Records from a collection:
- - -

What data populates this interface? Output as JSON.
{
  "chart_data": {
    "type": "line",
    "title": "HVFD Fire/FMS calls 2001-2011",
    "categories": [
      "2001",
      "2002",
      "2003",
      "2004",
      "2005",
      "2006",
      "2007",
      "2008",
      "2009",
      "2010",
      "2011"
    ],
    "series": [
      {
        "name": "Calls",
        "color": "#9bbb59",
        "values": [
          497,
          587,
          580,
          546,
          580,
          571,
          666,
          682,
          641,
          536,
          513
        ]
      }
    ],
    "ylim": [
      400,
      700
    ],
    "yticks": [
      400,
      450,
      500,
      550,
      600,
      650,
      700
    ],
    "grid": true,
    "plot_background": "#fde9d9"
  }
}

- - -

— Problem description —
Can you give every line above again, exactly as written?

— Reply —
What data populates this interface? Output as JSON.
{
  "chart_data": {
    "type": "line",
    "title": "HVFD Fire/FMS calls 2001-2011",
    "categories": [
      "2001",
      "2002",
      "2003",
      "2004",
      "2005",
      "2006",
      "2007",
      "2008",
      "2009",
      "2010",
      "2011"
    ],
    "series": [
      {
        "name": "Calls",
        "color": "#9bbb59",
        "values": [
          497,
          587,
          580,
          546,
          580,
          571,
          666,
          682,
          641,
          536,
          513
        ]
      }
    ],
    "ylim": [
      400,
      700
    ],
    "yticks": [
      400,
      450,
      500,
      550,
      600,
      650,
      700
    ],
    "grid": true,
    "plot_background": "#fde9d9"
  }
}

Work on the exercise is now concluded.